Reproduce exactly the lines from the one containing "Read this page and output its text content." through the last line of the records below, both included, and nothing else.

===== AVAILABLE DATA =====

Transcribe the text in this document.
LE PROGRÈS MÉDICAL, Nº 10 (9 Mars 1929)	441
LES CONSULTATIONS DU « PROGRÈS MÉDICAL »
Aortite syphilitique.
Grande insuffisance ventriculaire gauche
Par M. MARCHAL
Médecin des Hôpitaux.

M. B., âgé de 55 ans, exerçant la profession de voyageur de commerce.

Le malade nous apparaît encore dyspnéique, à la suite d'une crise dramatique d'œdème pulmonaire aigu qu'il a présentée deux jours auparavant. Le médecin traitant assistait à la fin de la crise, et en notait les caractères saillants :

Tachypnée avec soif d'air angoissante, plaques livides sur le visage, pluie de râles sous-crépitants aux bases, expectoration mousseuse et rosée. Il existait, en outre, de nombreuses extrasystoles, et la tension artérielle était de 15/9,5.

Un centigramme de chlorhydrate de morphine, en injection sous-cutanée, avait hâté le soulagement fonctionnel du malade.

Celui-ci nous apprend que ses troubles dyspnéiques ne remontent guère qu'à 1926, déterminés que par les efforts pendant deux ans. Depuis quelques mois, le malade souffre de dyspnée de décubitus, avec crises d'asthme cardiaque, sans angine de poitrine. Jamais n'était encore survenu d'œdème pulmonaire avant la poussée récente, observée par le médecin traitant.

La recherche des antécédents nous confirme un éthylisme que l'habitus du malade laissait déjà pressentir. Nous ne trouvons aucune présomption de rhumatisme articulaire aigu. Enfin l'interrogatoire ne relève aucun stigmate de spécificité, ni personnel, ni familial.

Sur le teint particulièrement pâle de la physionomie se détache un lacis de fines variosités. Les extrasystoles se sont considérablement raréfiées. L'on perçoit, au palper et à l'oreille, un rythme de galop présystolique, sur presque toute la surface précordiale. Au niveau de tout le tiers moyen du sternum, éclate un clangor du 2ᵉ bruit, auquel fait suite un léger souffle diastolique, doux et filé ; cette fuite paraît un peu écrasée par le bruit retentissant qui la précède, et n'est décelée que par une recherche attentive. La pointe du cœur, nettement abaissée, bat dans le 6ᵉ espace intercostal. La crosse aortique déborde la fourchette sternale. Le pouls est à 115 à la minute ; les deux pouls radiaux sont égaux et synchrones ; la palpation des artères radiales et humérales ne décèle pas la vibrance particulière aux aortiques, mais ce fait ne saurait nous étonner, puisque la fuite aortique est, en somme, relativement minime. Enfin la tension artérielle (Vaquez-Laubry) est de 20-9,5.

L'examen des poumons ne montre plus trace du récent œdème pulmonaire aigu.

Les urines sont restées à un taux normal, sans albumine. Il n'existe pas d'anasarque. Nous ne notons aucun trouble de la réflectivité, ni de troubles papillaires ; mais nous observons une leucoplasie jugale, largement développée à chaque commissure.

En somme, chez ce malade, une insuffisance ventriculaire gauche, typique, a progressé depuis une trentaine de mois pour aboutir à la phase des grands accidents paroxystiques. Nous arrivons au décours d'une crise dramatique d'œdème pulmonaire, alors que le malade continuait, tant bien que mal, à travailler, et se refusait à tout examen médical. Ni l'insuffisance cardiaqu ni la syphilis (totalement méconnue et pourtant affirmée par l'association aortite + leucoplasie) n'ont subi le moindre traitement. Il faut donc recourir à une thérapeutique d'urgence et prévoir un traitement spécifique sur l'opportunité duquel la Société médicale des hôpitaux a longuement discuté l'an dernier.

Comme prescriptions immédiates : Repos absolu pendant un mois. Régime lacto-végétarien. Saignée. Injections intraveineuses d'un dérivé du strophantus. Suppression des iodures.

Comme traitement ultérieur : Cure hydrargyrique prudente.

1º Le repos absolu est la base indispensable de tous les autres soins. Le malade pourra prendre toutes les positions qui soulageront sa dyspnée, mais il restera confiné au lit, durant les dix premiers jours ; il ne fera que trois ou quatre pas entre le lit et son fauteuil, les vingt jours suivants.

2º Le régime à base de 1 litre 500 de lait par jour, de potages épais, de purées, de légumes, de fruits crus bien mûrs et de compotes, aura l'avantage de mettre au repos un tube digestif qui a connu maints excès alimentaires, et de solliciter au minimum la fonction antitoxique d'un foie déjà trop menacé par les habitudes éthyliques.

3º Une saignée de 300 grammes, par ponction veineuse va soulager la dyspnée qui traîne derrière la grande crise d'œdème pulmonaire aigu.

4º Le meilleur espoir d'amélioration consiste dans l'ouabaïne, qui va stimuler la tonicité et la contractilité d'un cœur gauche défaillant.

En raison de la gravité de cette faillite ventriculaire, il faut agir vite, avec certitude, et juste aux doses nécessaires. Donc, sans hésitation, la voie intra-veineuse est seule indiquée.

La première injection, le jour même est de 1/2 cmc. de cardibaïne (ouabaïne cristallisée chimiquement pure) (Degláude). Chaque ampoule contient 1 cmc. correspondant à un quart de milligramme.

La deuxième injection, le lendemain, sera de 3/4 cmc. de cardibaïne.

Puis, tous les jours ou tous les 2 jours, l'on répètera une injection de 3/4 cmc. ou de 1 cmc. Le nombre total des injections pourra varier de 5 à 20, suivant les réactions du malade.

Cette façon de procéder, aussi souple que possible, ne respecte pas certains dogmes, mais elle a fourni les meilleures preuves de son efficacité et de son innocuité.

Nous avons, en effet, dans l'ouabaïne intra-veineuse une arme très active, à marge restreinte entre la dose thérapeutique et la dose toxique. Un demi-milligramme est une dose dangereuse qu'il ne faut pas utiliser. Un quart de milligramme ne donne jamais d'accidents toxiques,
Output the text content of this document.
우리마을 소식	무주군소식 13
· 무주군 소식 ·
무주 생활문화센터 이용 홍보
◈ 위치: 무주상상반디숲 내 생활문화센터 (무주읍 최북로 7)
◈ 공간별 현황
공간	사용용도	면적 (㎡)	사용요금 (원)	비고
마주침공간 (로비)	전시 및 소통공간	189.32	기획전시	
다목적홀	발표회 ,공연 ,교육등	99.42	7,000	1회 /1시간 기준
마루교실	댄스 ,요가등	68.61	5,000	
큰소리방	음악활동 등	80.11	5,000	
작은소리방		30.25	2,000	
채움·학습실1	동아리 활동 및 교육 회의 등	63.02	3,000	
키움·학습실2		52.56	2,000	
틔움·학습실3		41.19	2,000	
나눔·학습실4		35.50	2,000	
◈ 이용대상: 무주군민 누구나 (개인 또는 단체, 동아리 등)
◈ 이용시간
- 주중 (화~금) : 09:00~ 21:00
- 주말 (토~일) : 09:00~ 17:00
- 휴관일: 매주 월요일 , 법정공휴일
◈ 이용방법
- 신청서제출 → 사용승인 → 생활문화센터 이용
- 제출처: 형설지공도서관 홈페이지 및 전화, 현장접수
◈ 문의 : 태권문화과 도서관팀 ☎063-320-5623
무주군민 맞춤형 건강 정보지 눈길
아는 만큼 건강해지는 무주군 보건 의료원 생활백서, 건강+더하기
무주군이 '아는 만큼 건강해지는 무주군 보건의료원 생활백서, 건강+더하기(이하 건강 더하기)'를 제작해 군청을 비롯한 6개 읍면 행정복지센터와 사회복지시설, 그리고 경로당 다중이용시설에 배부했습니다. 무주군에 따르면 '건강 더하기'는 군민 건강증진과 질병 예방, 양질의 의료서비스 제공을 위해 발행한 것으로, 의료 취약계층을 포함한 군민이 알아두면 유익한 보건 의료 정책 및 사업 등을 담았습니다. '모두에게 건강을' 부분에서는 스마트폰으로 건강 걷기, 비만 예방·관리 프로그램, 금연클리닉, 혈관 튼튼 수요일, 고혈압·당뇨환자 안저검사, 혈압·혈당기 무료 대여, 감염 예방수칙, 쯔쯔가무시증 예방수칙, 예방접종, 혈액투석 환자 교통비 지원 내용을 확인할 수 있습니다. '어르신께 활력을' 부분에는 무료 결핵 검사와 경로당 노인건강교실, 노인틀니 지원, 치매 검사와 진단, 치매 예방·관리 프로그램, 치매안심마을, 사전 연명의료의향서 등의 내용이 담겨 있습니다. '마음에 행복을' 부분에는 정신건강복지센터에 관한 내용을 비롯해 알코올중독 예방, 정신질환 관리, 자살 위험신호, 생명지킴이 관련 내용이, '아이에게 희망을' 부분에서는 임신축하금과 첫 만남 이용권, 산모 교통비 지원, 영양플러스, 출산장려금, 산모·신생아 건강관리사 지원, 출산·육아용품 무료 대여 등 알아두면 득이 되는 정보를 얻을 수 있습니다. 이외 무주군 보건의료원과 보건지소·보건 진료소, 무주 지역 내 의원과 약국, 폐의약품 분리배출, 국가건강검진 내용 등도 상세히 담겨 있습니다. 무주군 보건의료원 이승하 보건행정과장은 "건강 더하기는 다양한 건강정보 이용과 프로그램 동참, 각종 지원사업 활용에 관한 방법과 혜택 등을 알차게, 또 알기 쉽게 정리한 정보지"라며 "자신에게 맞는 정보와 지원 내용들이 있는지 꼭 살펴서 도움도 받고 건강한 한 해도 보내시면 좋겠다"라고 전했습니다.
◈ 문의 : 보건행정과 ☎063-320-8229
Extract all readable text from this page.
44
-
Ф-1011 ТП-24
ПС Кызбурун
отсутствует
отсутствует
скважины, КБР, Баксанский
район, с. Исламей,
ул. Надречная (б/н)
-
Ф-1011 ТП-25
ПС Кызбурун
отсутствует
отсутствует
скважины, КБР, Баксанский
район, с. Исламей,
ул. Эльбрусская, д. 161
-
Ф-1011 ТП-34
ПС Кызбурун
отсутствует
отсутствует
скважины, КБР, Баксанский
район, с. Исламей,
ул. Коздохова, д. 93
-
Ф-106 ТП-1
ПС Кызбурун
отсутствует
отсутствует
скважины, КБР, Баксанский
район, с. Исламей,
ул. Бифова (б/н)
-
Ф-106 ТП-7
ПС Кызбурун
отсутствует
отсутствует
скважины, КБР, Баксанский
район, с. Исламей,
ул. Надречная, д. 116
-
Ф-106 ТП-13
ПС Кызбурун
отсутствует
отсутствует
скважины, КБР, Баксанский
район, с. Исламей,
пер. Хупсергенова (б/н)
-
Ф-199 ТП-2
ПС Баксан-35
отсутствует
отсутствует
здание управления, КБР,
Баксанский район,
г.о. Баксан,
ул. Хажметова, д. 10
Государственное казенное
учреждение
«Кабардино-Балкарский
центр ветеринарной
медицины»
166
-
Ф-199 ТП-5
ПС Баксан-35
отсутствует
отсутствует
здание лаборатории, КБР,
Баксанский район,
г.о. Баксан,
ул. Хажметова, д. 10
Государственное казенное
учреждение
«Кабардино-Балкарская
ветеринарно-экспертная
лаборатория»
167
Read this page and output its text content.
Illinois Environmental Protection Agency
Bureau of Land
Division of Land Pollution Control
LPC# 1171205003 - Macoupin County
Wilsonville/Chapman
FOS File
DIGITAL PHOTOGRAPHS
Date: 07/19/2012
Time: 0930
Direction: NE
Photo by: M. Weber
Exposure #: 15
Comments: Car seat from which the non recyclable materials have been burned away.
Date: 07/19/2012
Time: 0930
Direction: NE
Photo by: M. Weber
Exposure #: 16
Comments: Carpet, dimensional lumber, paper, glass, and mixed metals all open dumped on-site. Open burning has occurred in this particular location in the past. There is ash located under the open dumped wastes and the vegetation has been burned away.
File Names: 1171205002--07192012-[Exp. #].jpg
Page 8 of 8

=====

■ FINISHED TASK ■
Read this page and output its text content.
Illinois Environmental Protection Agency
Bureau of Land
Division of Land Pollution Control
LPC# 1171205003 - Macoupin County
Wilsonville/Chapman
FOS File
DIGITAL PHOTOGRAPHS
Date: 07/19/2012
Time: 0930
Direction: NE
Photo by: M. Weber
Exposure #: 15
Comments: Car seat from which the non recyclable materials have been burned away.
Date: 07/19/2012
Time: 0930
Direction: NE
Photo by: M. Weber
Exposure #: 16
Comments: Carpet, dimensional lumber, paper, glass, and mixed metals all open dumped on-site. Open burning has occurred in this particular location in the past. There is ash located under the open dumped wastes and the vegetation has been burned away.
File Names: 1171205002--07192012-[Exp. #].jpg
Page 8 of 8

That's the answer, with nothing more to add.